=== Supplied information ===
begin

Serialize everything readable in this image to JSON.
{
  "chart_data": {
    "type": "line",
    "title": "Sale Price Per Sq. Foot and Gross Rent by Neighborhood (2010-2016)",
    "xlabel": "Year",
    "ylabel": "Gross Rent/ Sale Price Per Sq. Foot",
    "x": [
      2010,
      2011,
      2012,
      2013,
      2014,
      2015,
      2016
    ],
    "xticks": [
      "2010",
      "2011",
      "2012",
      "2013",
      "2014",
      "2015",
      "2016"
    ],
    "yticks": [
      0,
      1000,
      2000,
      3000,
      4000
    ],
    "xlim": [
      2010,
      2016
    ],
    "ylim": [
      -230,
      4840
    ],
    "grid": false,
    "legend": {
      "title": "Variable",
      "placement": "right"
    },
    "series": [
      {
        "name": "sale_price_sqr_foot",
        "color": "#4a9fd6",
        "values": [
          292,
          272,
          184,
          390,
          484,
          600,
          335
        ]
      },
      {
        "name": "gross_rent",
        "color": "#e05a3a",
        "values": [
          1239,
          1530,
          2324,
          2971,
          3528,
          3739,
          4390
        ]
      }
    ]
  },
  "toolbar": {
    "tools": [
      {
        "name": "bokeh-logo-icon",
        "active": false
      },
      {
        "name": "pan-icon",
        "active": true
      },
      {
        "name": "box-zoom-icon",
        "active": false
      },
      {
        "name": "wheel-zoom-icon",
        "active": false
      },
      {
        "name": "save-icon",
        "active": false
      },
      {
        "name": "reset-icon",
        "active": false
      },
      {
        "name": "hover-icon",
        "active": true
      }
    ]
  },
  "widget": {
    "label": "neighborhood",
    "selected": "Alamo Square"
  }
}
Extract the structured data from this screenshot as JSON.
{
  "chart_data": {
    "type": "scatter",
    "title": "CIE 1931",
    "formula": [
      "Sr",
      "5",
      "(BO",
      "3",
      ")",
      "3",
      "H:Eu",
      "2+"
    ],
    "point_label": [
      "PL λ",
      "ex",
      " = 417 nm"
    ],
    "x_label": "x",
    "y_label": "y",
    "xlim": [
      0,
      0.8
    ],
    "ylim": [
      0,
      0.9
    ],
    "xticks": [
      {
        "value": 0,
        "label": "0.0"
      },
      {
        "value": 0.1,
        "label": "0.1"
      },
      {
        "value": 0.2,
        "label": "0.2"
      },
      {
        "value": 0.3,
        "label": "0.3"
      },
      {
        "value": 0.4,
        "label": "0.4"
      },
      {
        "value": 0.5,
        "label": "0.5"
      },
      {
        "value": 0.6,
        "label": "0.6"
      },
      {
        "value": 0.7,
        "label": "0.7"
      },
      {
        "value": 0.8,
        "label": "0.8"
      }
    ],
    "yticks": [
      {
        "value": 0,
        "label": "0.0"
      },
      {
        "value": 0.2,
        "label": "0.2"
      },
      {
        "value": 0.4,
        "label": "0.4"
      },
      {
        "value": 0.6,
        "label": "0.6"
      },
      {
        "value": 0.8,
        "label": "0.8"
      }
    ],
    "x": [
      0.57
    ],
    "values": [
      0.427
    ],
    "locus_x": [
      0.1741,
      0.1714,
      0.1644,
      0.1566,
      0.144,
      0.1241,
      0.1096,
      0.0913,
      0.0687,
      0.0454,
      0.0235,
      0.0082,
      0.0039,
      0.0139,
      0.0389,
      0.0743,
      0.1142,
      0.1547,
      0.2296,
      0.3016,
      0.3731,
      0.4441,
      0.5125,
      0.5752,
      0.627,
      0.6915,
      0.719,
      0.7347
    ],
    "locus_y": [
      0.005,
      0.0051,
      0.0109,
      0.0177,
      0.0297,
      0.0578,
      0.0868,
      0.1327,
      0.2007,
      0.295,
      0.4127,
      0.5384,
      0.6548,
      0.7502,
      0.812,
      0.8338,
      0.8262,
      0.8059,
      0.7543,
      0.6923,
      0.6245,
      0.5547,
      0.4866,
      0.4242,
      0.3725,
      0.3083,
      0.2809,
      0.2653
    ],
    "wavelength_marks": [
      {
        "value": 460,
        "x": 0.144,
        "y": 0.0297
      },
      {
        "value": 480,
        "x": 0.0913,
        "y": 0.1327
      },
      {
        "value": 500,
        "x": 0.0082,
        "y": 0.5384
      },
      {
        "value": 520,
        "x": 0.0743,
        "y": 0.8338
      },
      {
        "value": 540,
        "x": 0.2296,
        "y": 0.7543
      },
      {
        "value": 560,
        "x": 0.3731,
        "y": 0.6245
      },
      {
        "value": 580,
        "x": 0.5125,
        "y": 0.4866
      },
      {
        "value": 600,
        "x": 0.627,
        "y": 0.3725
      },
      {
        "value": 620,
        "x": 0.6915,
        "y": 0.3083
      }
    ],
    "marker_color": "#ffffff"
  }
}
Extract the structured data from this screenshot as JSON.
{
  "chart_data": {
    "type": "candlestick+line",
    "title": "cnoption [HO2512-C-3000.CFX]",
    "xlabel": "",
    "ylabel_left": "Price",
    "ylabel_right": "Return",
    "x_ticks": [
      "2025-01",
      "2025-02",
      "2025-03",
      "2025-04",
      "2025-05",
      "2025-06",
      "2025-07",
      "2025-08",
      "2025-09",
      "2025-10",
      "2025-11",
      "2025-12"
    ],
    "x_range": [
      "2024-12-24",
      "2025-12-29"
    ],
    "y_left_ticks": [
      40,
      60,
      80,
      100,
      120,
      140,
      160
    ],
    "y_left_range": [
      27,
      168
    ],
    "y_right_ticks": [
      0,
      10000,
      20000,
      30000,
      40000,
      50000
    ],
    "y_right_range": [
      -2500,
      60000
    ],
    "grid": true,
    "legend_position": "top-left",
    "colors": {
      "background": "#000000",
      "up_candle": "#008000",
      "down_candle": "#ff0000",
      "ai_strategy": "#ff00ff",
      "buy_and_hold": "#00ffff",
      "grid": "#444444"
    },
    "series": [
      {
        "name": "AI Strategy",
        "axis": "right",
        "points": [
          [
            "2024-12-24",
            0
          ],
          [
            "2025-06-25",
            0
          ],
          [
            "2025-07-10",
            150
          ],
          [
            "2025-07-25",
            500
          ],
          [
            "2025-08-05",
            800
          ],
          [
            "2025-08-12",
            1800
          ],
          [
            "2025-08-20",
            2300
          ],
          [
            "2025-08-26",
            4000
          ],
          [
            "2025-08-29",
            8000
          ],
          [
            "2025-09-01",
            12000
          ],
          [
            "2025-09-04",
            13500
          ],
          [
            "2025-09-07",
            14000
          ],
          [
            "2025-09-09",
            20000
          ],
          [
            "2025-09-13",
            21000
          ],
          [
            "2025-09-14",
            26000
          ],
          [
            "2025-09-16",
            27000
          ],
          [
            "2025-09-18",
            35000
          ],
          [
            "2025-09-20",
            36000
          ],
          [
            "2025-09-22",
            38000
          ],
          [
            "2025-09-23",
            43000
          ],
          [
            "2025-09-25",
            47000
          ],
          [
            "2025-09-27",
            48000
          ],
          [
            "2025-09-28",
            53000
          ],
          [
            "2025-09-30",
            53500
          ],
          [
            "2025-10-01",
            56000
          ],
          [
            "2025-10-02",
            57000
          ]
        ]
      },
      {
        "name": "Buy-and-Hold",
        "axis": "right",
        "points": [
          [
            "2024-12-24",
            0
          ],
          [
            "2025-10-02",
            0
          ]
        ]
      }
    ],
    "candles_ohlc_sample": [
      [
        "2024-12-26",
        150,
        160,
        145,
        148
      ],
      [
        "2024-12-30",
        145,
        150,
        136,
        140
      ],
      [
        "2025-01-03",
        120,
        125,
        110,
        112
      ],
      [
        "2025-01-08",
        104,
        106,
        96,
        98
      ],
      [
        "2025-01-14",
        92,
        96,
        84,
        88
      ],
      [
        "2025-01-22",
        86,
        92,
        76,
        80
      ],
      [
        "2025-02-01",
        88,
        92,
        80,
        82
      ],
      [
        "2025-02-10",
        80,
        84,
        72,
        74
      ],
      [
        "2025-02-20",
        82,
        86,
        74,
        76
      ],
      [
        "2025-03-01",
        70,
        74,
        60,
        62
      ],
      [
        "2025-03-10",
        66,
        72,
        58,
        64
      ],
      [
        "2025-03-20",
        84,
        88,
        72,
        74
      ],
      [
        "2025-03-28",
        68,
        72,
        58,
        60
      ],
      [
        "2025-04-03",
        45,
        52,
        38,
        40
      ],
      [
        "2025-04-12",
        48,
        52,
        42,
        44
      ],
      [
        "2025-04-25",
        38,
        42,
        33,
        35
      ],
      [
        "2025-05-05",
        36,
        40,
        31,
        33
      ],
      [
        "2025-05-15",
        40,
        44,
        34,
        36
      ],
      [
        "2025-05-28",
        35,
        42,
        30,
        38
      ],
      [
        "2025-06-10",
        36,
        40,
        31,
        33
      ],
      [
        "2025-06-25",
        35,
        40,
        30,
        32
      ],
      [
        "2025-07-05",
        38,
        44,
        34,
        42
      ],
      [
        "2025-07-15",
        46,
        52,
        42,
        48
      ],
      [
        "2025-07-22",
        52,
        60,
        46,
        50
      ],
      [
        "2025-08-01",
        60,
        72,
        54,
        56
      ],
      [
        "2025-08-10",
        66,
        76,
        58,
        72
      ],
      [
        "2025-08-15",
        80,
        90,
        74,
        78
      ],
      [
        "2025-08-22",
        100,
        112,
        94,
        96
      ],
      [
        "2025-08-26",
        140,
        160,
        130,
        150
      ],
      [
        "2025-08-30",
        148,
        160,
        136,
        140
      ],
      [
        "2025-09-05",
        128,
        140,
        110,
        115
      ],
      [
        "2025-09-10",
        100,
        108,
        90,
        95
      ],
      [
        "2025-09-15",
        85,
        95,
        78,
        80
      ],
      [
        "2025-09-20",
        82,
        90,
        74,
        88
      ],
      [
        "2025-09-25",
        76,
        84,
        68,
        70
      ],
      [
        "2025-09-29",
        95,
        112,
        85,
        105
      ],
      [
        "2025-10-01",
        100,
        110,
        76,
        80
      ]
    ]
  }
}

end

=== Challenge ===
Identify the lines above that contain the word "zoom", then copy them.

=== Solution ===
        "name": "box-zoom-icon",
        "name": "wheel-zoom-icon",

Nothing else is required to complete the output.